== INPUT RECORDS

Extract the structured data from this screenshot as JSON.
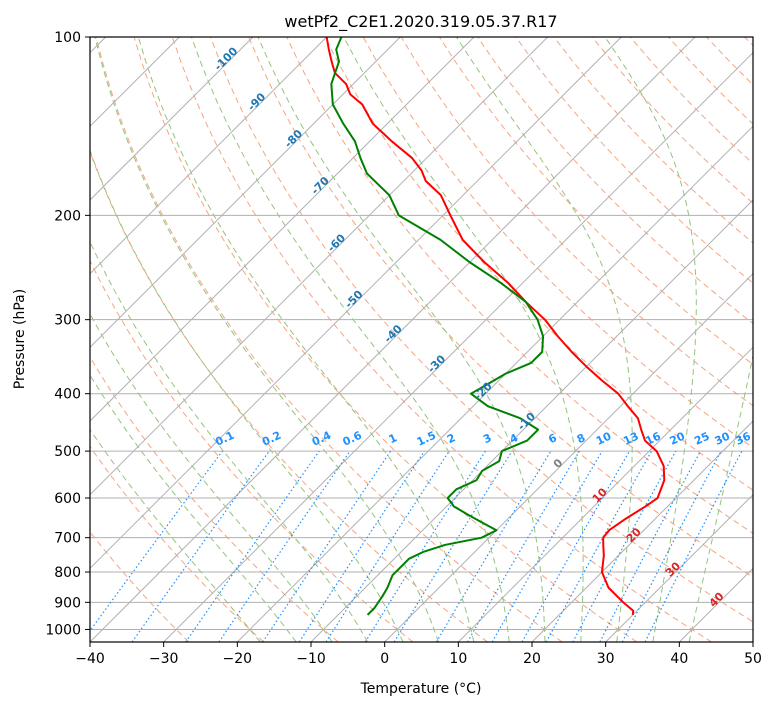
{
  "chart_data": {
    "type": "line",
    "title": "wetPf2_C2E1.2020.319.05.37.R17",
    "xlabel": "Temperature (°C)",
    "ylabel": "Pressure (hPa)",
    "xlim": [
      -40,
      50
    ],
    "ylim": [
      1050,
      100
    ],
    "y_scale": "log",
    "x_ticks": [
      "−40",
      "−30",
      "−20",
      "−10",
      "0",
      "10",
      "20",
      "30",
      "40",
      "50"
    ],
    "y_ticks": [
      "100",
      "200",
      "300",
      "400",
      "500",
      "600",
      "700",
      "800",
      "900",
      "1000"
    ],
    "skew": 45,
    "grid": true,
    "colors": {
      "temperature": "#ff0000",
      "dewpoint": "#008000",
      "isotherm_labels": "#1f77b4",
      "mixing_ratio": "#1e90ff",
      "moist_label": "#d62728",
      "dry_adiabat": "#f4a582",
      "moist_adiabat": "#93c47d",
      "grid": "#b0b0b0"
    },
    "series": [
      {
        "key": "temperature",
        "p": [
          945,
          930,
          900,
          850,
          800,
          750,
          720,
          700,
          680,
          650,
          620,
          600,
          560,
          530,
          500,
          480,
          460,
          440,
          420,
          400,
          380,
          360,
          340,
          320,
          300,
          280,
          260,
          240,
          220,
          200,
          185,
          175,
          168,
          160,
          150,
          140,
          130,
          125,
          120,
          115,
          110,
          105,
          100
        ],
        "t": [
          30,
          29.5,
          27,
          23,
          20,
          18,
          16.5,
          15.5,
          15.3,
          16,
          17,
          17.5,
          16,
          14,
          11,
          8,
          6,
          4,
          1,
          -2,
          -6,
          -10,
          -14,
          -18,
          -22,
          -27,
          -32,
          -38,
          -44,
          -49,
          -53,
          -57,
          -59,
          -62,
          -67,
          -72,
          -76,
          -79,
          -81,
          -84,
          -86,
          -88,
          -90
        ]
      },
      {
        "key": "dewpoint",
        "p": [
          945,
          920,
          880,
          850,
          810,
          780,
          760,
          740,
          720,
          700,
          680,
          660,
          640,
          620,
          600,
          580,
          560,
          540,
          520,
          500,
          480,
          460,
          440,
          420,
          400,
          385,
          370,
          355,
          340,
          320,
          300,
          280,
          260,
          240,
          220,
          200,
          185,
          170,
          160,
          150,
          140,
          130,
          120,
          110,
          105,
          100
        ],
        "t": [
          -6,
          -6,
          -6.5,
          -7,
          -8,
          -8,
          -8,
          -7,
          -5,
          -1,
          0,
          -3,
          -6,
          -9,
          -11,
          -11,
          -9.5,
          -10,
          -9,
          -10,
          -8,
          -8,
          -12,
          -18,
          -22,
          -21,
          -20,
          -18,
          -18,
          -20,
          -23,
          -27,
          -33,
          -40,
          -47,
          -56,
          -60,
          -66,
          -69,
          -72,
          -76,
          -80,
          -83,
          -85,
          -87,
          -88
        ]
      }
    ],
    "isotherm_labels": [
      "-100",
      "-90",
      "-80",
      "-70",
      "-60",
      "-50",
      "-40",
      "-30",
      "-20",
      "-10",
      "0",
      "10",
      "20",
      "30",
      "40"
    ],
    "mixing_ratio_labels": [
      "0.1",
      "0.2",
      "0.4",
      "0.6",
      "1",
      "1.5",
      "2",
      "3",
      "4",
      "6",
      "8",
      "10",
      "13",
      "16",
      "20",
      "25",
      "30",
      "36"
    ]
  }
}
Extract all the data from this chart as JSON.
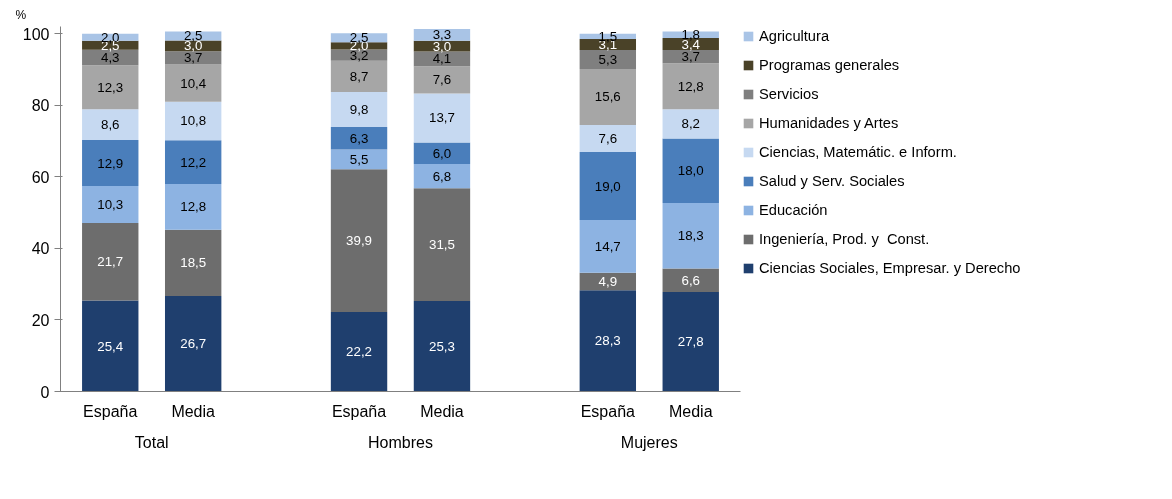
{
  "chart_data": {
    "type": "bar",
    "stacked": true,
    "ylabel": "%",
    "categories": [
      "España",
      "Media",
      null,
      "España",
      "Media",
      null,
      "España",
      "Media"
    ],
    "annotations": [
      "Total",
      "Hombres",
      "Mujeres"
    ],
    "ylim": [
      0,
      102
    ],
    "yticks": [
      0,
      20,
      40,
      60,
      80,
      100
    ],
    "grid": false,
    "legend": "right",
    "series": [
      {
        "name": "Ciencias Sociales, Empresar. y Derecho",
        "color": "#1f3f6e",
        "values": [
          25.4,
          26.7,
          null,
          22.2,
          25.3,
          null,
          28.3,
          27.8
        ],
        "value_labels": [
          "25,4",
          "26,7",
          null,
          "22,2",
          "25,3",
          null,
          "28,3",
          "27,8"
        ]
      },
      {
        "name": "Ingeniería, Prod. y  Const.",
        "color": "#6d6d6d",
        "values": [
          21.7,
          18.5,
          null,
          39.9,
          31.5,
          null,
          4.9,
          6.6
        ],
        "value_labels": [
          "21,7",
          "18,5",
          null,
          "39,9",
          "31,5",
          null,
          "4,9",
          "6,6"
        ]
      },
      {
        "name": "Educación",
        "color": "#8db3e2",
        "values": [
          10.3,
          12.8,
          null,
          5.5,
          6.8,
          null,
          14.7,
          18.3
        ],
        "value_labels": [
          "10,3",
          "12,8",
          null,
          "5,5",
          "6,8",
          null,
          "14,7",
          "18,3"
        ]
      },
      {
        "name": "Salud y Serv. Sociales",
        "color": "#4a7ebb",
        "values": [
          12.9,
          12.2,
          null,
          6.3,
          6.0,
          null,
          19.0,
          18.0
        ],
        "value_labels": [
          "12,9",
          "12,2",
          null,
          "6,3",
          "6,0",
          null,
          "19,0",
          "18,0"
        ]
      },
      {
        "name": "Ciencias, Matemátic. e Inform.",
        "color": "#c6d9f1",
        "values": [
          8.6,
          10.8,
          null,
          9.8,
          13.7,
          null,
          7.6,
          8.2
        ],
        "value_labels": [
          "8,6",
          "10,8",
          null,
          "9,8",
          "13,7",
          null,
          "7,6",
          "8,2"
        ]
      },
      {
        "name": "Humanidades y Artes",
        "color": "#a6a6a6",
        "values": [
          12.3,
          10.4,
          null,
          8.7,
          7.6,
          null,
          15.6,
          12.8
        ],
        "value_labels": [
          "12,3",
          "10,4",
          null,
          "8,7",
          "7,6",
          null,
          "15,6",
          "12,8"
        ]
      },
      {
        "name": "Servicios",
        "color": "#7f7f7f",
        "values": [
          4.3,
          3.7,
          null,
          3.2,
          4.1,
          null,
          5.3,
          3.7
        ],
        "value_labels": [
          "4,3",
          "3,7",
          null,
          "3,2",
          "4,1",
          null,
          "5,3",
          "3,7"
        ]
      },
      {
        "name": "Programas generales",
        "color": "#4a4228",
        "values": [
          2.5,
          3.0,
          null,
          2.0,
          3.0,
          null,
          3.1,
          3.4
        ],
        "value_labels": [
          "2,5",
          "3,0",
          null,
          "2,0",
          "3,0",
          null,
          "3,1",
          "3,4"
        ]
      },
      {
        "name": "Agricultura",
        "color": "#a9c4e6",
        "values": [
          2.0,
          2.5,
          null,
          2.5,
          3.3,
          null,
          1.5,
          1.8
        ],
        "value_labels": [
          "2,0",
          "2,5",
          null,
          "2,5",
          "3,3",
          null,
          "1,5",
          "1,8"
        ]
      }
    ]
  }
}
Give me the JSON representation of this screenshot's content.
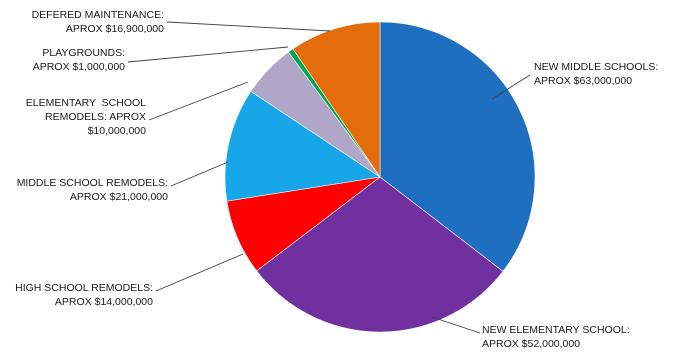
{
  "chart_data": {
    "type": "pie",
    "title": "",
    "unit": "USD",
    "slices": [
      {
        "label_lines": [
          "NEW MIDDLE SCHOOLS:",
          "APROX $63,000,000"
        ],
        "value": 63000000,
        "color": "#1f6fc0"
      },
      {
        "label_lines": [
          "NEW ELEMENTARY SCHOOL:",
          "APROX $52,000,000"
        ],
        "value": 52000000,
        "color": "#7030a0"
      },
      {
        "label_lines": [
          "HIGH SCHOOL REMODELS:",
          "APROX $14,000,000"
        ],
        "value": 14000000,
        "color": "#ff0000"
      },
      {
        "label_lines": [
          "MIDDLE SCHOOL REMODELS:",
          "APROX $21,000,000"
        ],
        "value": 21000000,
        "color": "#17a6e8"
      },
      {
        "label_lines": [
          "ELEMENTARY  SCHOOL",
          "REMODELS: APROX",
          "$10,000,000"
        ],
        "value": 10000000,
        "color": "#b0a6c8"
      },
      {
        "label_lines": [
          "PLAYGROUNDS:",
          "APROX $1,000,000"
        ],
        "value": 1000000,
        "color": "#00a651"
      },
      {
        "label_lines": [
          "DEFERED MAINTENANCE:",
          "APROX $16,900,000"
        ],
        "value": 16900000,
        "color": "#e46c0a"
      }
    ]
  }
}
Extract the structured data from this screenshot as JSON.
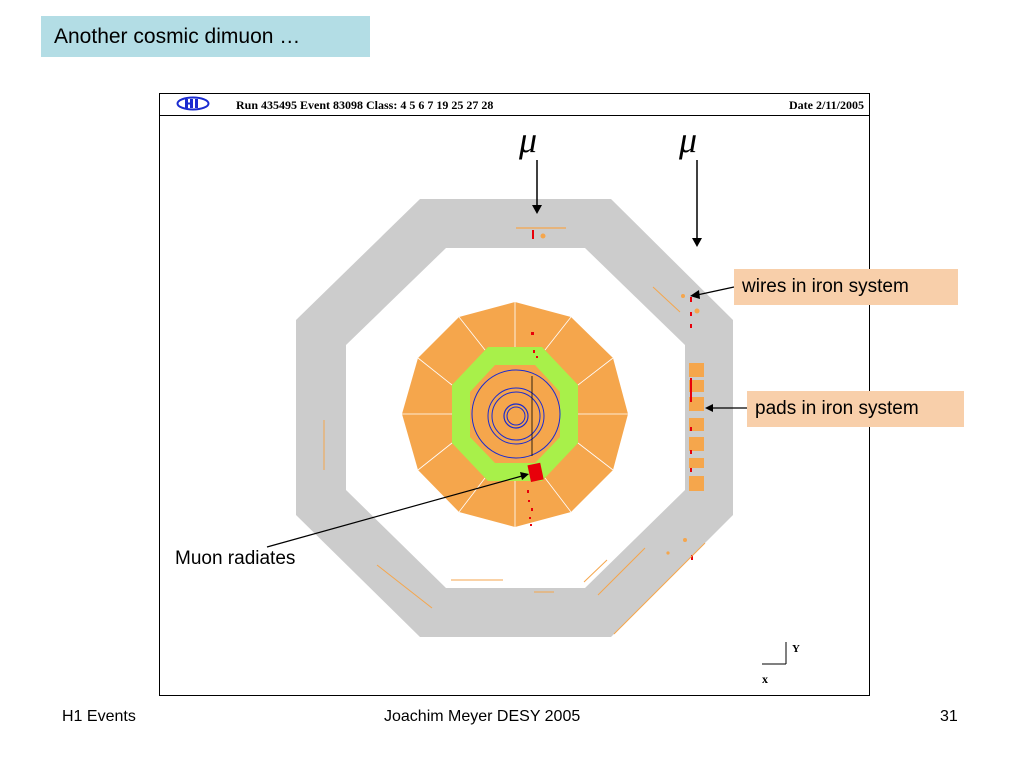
{
  "slide": {
    "title": "Another cosmic dimuon  …"
  },
  "display": {
    "run_info": "Run 435495  Event 83098  Class: 4 5 6 7 19 25 27 28",
    "date_info": "Date  2/11/2005",
    "axis_x": "x",
    "axis_y": "Y",
    "logo_icon": "h1-logo-icon",
    "colors": {
      "iron": "#cccccc",
      "calorimeter": "#f5a64c",
      "spacal": "#a8f04a",
      "tracker": "#1a2bd0",
      "hits": "#e8000a",
      "title_bg": "#b3dde5",
      "callout_bg": "#f8cfaa"
    }
  },
  "annotations": {
    "mu_left": "μ",
    "mu_right": "μ",
    "wires": "wires in iron system",
    "pads": "pads in iron system",
    "radiates": "Muon radiates"
  },
  "footer": {
    "left": "H1 Events",
    "center": "Joachim Meyer  DESY  2005",
    "page": "31"
  }
}
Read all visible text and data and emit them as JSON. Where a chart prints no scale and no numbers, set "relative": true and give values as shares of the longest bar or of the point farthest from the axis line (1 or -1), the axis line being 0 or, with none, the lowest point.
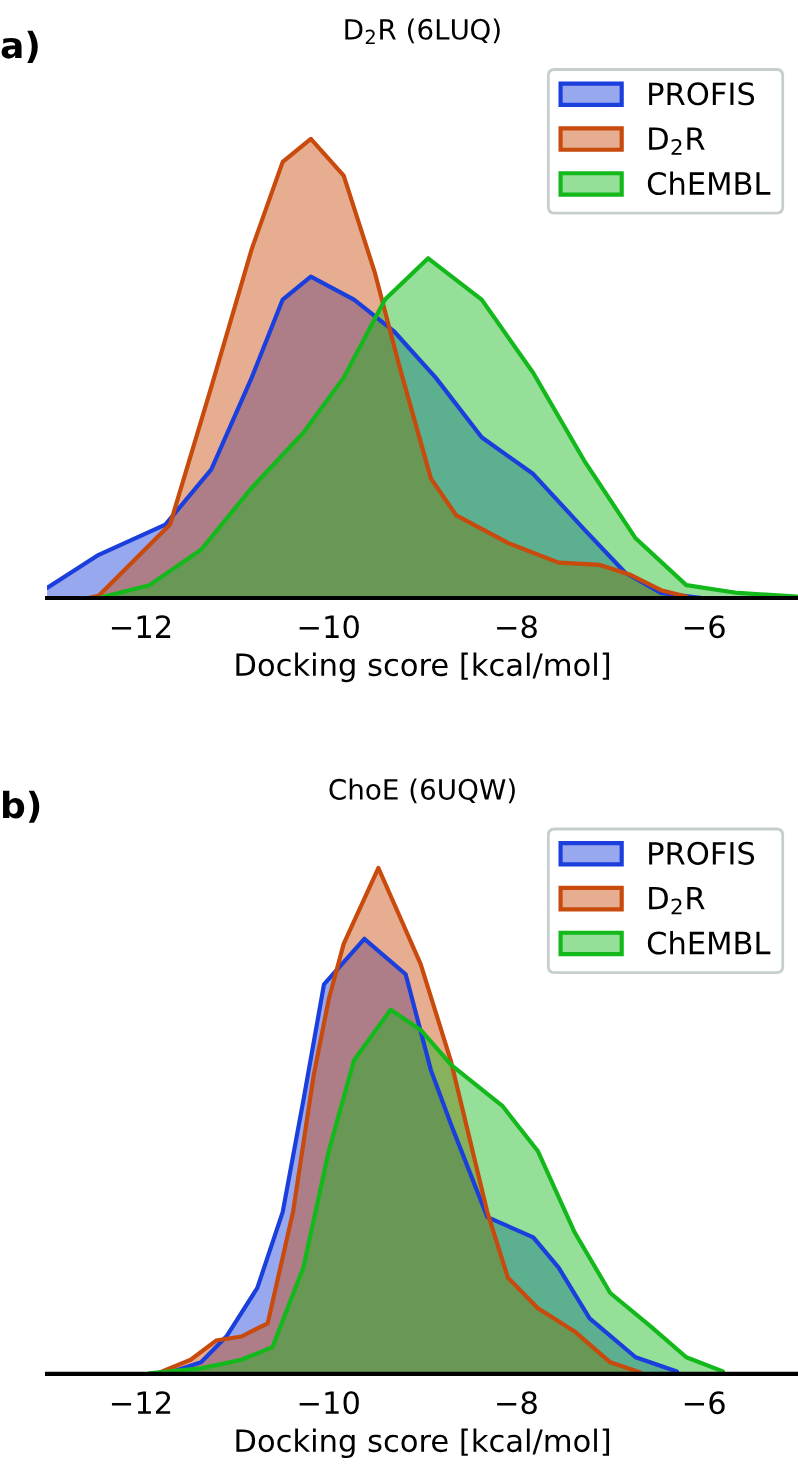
{
  "chart_data": [
    {
      "type": "area",
      "title": "D$_{2}$R (6LUQ)",
      "xlabel": "Docking score [kcal/mol]",
      "annotations": [
        "a)"
      ],
      "relative": true,
      "xlim": [
        -13,
        -5
      ],
      "xticks": [
        {
          "value": -12,
          "label": "−12"
        },
        {
          "value": -10,
          "label": "−10"
        },
        {
          "value": -8,
          "label": "−8"
        },
        {
          "value": -6,
          "label": "−6"
        }
      ],
      "grid": false,
      "legend": "top right",
      "tick_labels": "x",
      "series": [
        {
          "name": "PROFIS",
          "color": "#1a3fdc",
          "x": [
            -13.0,
            -12.45,
            -11.74,
            -11.25,
            -10.82,
            -10.49,
            -10.19,
            -9.73,
            -9.3,
            -8.86,
            -8.37,
            -7.82,
            -7.28,
            -6.84,
            -6.46,
            -6.02
          ],
          "values": [
            0.022,
            0.094,
            0.16,
            0.28,
            0.48,
            0.65,
            0.7,
            0.65,
            0.58,
            0.48,
            0.35,
            0.27,
            0.15,
            0.055,
            0.011,
            0.0
          ]
        },
        {
          "name": "D$_{2}$R",
          "color": "#c84a0c",
          "x": [
            -12.56,
            -12.45,
            -11.69,
            -11.25,
            -10.82,
            -10.49,
            -10.19,
            -9.84,
            -9.51,
            -9.24,
            -8.91,
            -8.64,
            -8.09,
            -7.55,
            -7.11,
            -6.78,
            -6.46,
            -6.19
          ],
          "values": [
            0.0,
            0.005,
            0.16,
            0.46,
            0.76,
            0.95,
            1.0,
            0.92,
            0.71,
            0.5,
            0.26,
            0.18,
            0.12,
            0.077,
            0.072,
            0.05,
            0.017,
            0.003
          ]
        },
        {
          "name": "ChEMBL",
          "color": "#13b81b",
          "x": [
            -12.45,
            -11.91,
            -11.36,
            -10.82,
            -10.27,
            -9.84,
            -9.4,
            -8.94,
            -8.37,
            -7.82,
            -7.28,
            -6.73,
            -6.19,
            -5.64,
            -5.01
          ],
          "values": [
            0.0,
            0.028,
            0.105,
            0.24,
            0.36,
            0.48,
            0.65,
            0.74,
            0.65,
            0.49,
            0.3,
            0.13,
            0.028,
            0.011,
            0.003
          ]
        }
      ]
    },
    {
      "type": "area",
      "title": "ChoE (6UQW)",
      "xlabel": "Docking score [kcal/mol]",
      "annotations": [
        "b)"
      ],
      "relative": true,
      "xlim": [
        -13,
        -5
      ],
      "xticks": [
        {
          "value": -12,
          "label": "−12"
        },
        {
          "value": -10,
          "label": "−10"
        },
        {
          "value": -8,
          "label": "−8"
        },
        {
          "value": -6,
          "label": "−6"
        }
      ],
      "grid": false,
      "legend": "top right",
      "tick_labels": "x",
      "series": [
        {
          "name": "PROFIS",
          "color": "#1a3fdc",
          "x": [
            -11.69,
            -11.36,
            -11.09,
            -10.76,
            -10.49,
            -10.27,
            -10.05,
            -9.62,
            -9.18,
            -8.91,
            -8.69,
            -8.31,
            -7.82,
            -7.55,
            -7.22,
            -6.73,
            -6.29
          ],
          "values": [
            0.003,
            0.023,
            0.074,
            0.17,
            0.32,
            0.54,
            0.77,
            0.86,
            0.79,
            0.6,
            0.49,
            0.31,
            0.27,
            0.21,
            0.11,
            0.033,
            0.005
          ]
        },
        {
          "name": "D$_{2}$R",
          "color": "#c84a0c",
          "x": [
            -11.8,
            -11.47,
            -11.2,
            -10.93,
            -10.65,
            -10.38,
            -10.16,
            -10.0,
            -9.84,
            -9.47,
            -9.02,
            -8.7,
            -8.31,
            -8.09,
            -7.77,
            -7.38,
            -7.0,
            -6.68
          ],
          "values": [
            0.003,
            0.028,
            0.066,
            0.074,
            0.1,
            0.32,
            0.59,
            0.74,
            0.85,
            1.0,
            0.81,
            0.62,
            0.32,
            0.19,
            0.13,
            0.084,
            0.023,
            0.003
          ]
        },
        {
          "name": "ChEMBL",
          "color": "#13b81b",
          "x": [
            -11.91,
            -11.36,
            -10.93,
            -10.6,
            -10.27,
            -10.0,
            -9.73,
            -9.34,
            -9.02,
            -8.69,
            -8.15,
            -7.77,
            -7.38,
            -7.0,
            -6.57,
            -6.19,
            -5.8
          ],
          "values": [
            0.001,
            0.011,
            0.028,
            0.053,
            0.21,
            0.44,
            0.62,
            0.72,
            0.68,
            0.61,
            0.53,
            0.44,
            0.28,
            0.16,
            0.094,
            0.033,
            0.005
          ]
        }
      ]
    }
  ]
}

====

PROBLEM TO SOLVE:
From the listing above, copy out each line where the word "true" appears.

TASK SOLUTION:
    "grid": true,
    "stacked": true,
Read all visible text and data and emit them as JSON. Where a chart prints no scale and no numbers, set "relative": true and give values as shares of the longest bar or of the point farthest from the axis line (1 or -1), the axis line being 0 or, with none, the lowest point.
      "relative": true,
      "relative": true,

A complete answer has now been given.